>> BEGIN Data extract

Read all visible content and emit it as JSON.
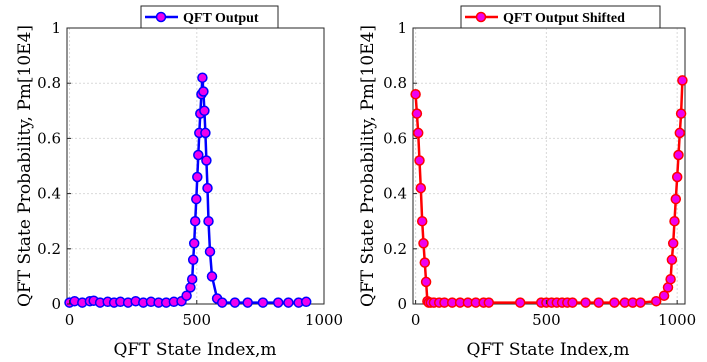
{
  "chart_data": [
    {
      "type": "line",
      "title": "",
      "xlabel": "QFT State Index,m",
      "ylabel": "QFT State Probability, Pm[10E4]",
      "xlim": [
        -10,
        1000
      ],
      "ylim": [
        0,
        1
      ],
      "xticks": [
        "0",
        "500",
        "1000"
      ],
      "xtick_values": [
        0,
        500,
        1000
      ],
      "yticks": [
        "0",
        "0.2",
        "0.4",
        "0.6",
        "0.8",
        "1"
      ],
      "ytick_values": [
        0,
        0.2,
        0.4,
        0.6,
        0.8,
        1
      ],
      "grid": true,
      "legend_position": "top",
      "series": [
        {
          "name": "QFT Output",
          "line_color": "#0000ff",
          "marker_face": "#ee00ee",
          "marker_edge": "#0000ff",
          "x": [
            0,
            20,
            50,
            80,
            95,
            120,
            150,
            175,
            200,
            230,
            260,
            290,
            320,
            350,
            380,
            410,
            440,
            460,
            475,
            482,
            486,
            490,
            494,
            498,
            502,
            506,
            510,
            514,
            518,
            522,
            526,
            530,
            534,
            538,
            542,
            546,
            552,
            560,
            580,
            600,
            650,
            700,
            760,
            820,
            860,
            900,
            930
          ],
          "y": [
            0.005,
            0.01,
            0.005,
            0.01,
            0.012,
            0.005,
            0.008,
            0.005,
            0.008,
            0.005,
            0.01,
            0.005,
            0.008,
            0.005,
            0.005,
            0.008,
            0.01,
            0.03,
            0.06,
            0.09,
            0.16,
            0.22,
            0.3,
            0.38,
            0.46,
            0.54,
            0.62,
            0.69,
            0.76,
            0.82,
            0.77,
            0.7,
            0.62,
            0.52,
            0.42,
            0.3,
            0.19,
            0.1,
            0.02,
            0.005,
            0.005,
            0.005,
            0.005,
            0.005,
            0.005,
            0.005,
            0.008
          ]
        }
      ]
    },
    {
      "type": "line",
      "title": "",
      "xlabel": "QFT State Index,m",
      "ylabel": "QFT State Probability, Pm[10E4]",
      "xlim": [
        -10,
        1030
      ],
      "ylim": [
        0,
        1
      ],
      "xticks": [
        "0",
        "500",
        "1000"
      ],
      "xtick_values": [
        0,
        500,
        1000
      ],
      "yticks": [
        "0",
        "0.2",
        "0.4",
        "0.6",
        "0.8",
        "1"
      ],
      "ytick_values": [
        0,
        0.2,
        0.4,
        0.6,
        0.8,
        1
      ],
      "grid": true,
      "legend_position": "top",
      "series": [
        {
          "name": "QFT Output Shifted",
          "line_color": "#ff0000",
          "marker_face": "#ee00ee",
          "marker_edge": "#ff0000",
          "x": [
            0,
            5,
            10,
            15,
            20,
            25,
            30,
            35,
            40,
            45,
            50,
            58,
            70,
            90,
            110,
            140,
            170,
            200,
            230,
            260,
            280,
            400,
            480,
            500,
            520,
            540,
            560,
            580,
            600,
            650,
            700,
            760,
            800,
            830,
            860,
            920,
            950,
            965,
            975,
            980,
            985,
            990,
            995,
            1000,
            1005,
            1010,
            1015,
            1020
          ],
          "y": [
            0.76,
            0.69,
            0.62,
            0.52,
            0.42,
            0.3,
            0.22,
            0.15,
            0.08,
            0.01,
            0.005,
            0.005,
            0.005,
            0.005,
            0.005,
            0.005,
            0.005,
            0.005,
            0.005,
            0.005,
            0.005,
            0.005,
            0.005,
            0.005,
            0.005,
            0.005,
            0.005,
            0.005,
            0.005,
            0.005,
            0.005,
            0.005,
            0.005,
            0.005,
            0.005,
            0.01,
            0.03,
            0.06,
            0.09,
            0.16,
            0.22,
            0.3,
            0.38,
            0.46,
            0.54,
            0.62,
            0.69,
            0.81
          ]
        }
      ]
    }
  ]
}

>> END Data extract

Make an exact copy of the data, leaving its pictures out.

Solved exercise
Read all visible content and emit it as JSON.
{
  "chart_data": [
    {
      "type": "line",
      "title": "",
      "xlabel": "QFT State Index,m",
      "ylabel": "QFT State Probability, Pm[10E4]",
      "xlim": [
        -10,
        1000
      ],
      "ylim": [
        0,
        1
      ],
      "xticks": [
        "0",
        "500",
        "1000"
      ],
      "xtick_values": [
        0,
        500,
        1000
      ],
      "yticks": [
        "0",
        "0.2",
        "0.4",
        "0.6",
        "0.8",
        "1"
      ],
      "ytick_values": [
        0,
        0.2,
        0.4,
        0.6,
        0.8,
        1
      ],
      "grid": true,
      "legend_position": "top",
      "series": [
        {
          "name": "QFT Output",
          "line_color": "#0000ff",
          "marker_face": "#ee00ee",
          "marker_edge": "#0000ff",
          "x": [
            0,
            20,
            50,
            80,
            95,
            120,
            150,
            175,
            200,
            230,
            260,
            290,
            320,
            350,
            380,
            410,
            440,
            460,
            475,
            482,
            486,
            490,
            494,
            498,
            502,
            506,
            510,
            514,
            518,
            522,
            526,
            530,
            534,
            538,
            542,
            546,
            552,
            560,
            580,
            600,
            650,
            700,
            760,
            820,
            860,
            900,
            930
          ],
          "y": [
            0.005,
            0.01,
            0.005,
            0.01,
            0.012,
            0.005,
            0.008,
            0.005,
            0.008,
            0.005,
            0.01,
            0.005,
            0.008,
            0.005,
            0.005,
            0.008,
            0.01,
            0.03,
            0.06,
            0.09,
            0.16,
            0.22,
            0.3,
            0.38,
            0.46,
            0.54,
            0.62,
            0.69,
            0.76,
            0.82,
            0.77,
            0.7,
            0.62,
            0.52,
            0.42,
            0.3,
            0.19,
            0.1,
            0.02,
            0.005,
            0.005,
            0.005,
            0.005,
            0.005,
            0.005,
            0.005,
            0.008
          ]
        }
      ]
    },
    {
      "type": "line",
      "title": "",
      "xlabel": "QFT State Index,m",
      "ylabel": "QFT State Probability, Pm[10E4]",
      "xlim": [
        -10,
        1030
      ],
      "ylim": [
        0,
        1
      ],
      "xticks": [
        "0",
        "500",
        "1000"
      ],
      "xtick_values": [
        0,
        500,
        1000
      ],
      "yticks": [
        "0",
        "0.2",
        "0.4",
        "0.6",
        "0.8",
        "1"
      ],
      "ytick_values": [
        0,
        0.2,
        0.4,
        0.6,
        0.8,
        1
      ],
      "grid": true,
      "legend_position": "top",
      "series": [
        {
          "name": "QFT Output Shifted",
          "line_color": "#ff0000",
          "marker_face": "#ee00ee",
          "marker_edge": "#ff0000",
          "x": [
            0,
            5,
            10,
            15,
            20,
            25,
            30,
            35,
            40,
            45,
            50,
            58,
            70,
            90,
            110,
            140,
            170,
            200,
            230,
            260,
            280,
            400,
            480,
            500,
            520,
            540,
            560,
            580,
            600,
            650,
            700,
            760,
            800,
            830,
            860,
            920,
            950,
            965,
            975,
            980,
            985,
            990,
            995,
            1000,
            1005,
            1010,
            1015,
            1020
          ],
          "y": [
            0.76,
            0.69,
            0.62,
            0.52,
            0.42,
            0.3,
            0.22,
            0.15,
            0.08,
            0.01,
            0.005,
            0.005,
            0.005,
            0.005,
            0.005,
            0.005,
            0.005,
            0.005,
            0.005,
            0.005,
            0.005,
            0.005,
            0.005,
            0.005,
            0.005,
            0.005,
            0.005,
            0.005,
            0.005,
            0.005,
            0.005,
            0.005,
            0.005,
            0.005,
            0.005,
            0.01,
            0.03,
            0.06,
            0.09,
            0.16,
            0.22,
            0.3,
            0.38,
            0.46,
            0.54,
            0.62,
            0.69,
            0.81
          ]
        }
      ]
    }
  ]
}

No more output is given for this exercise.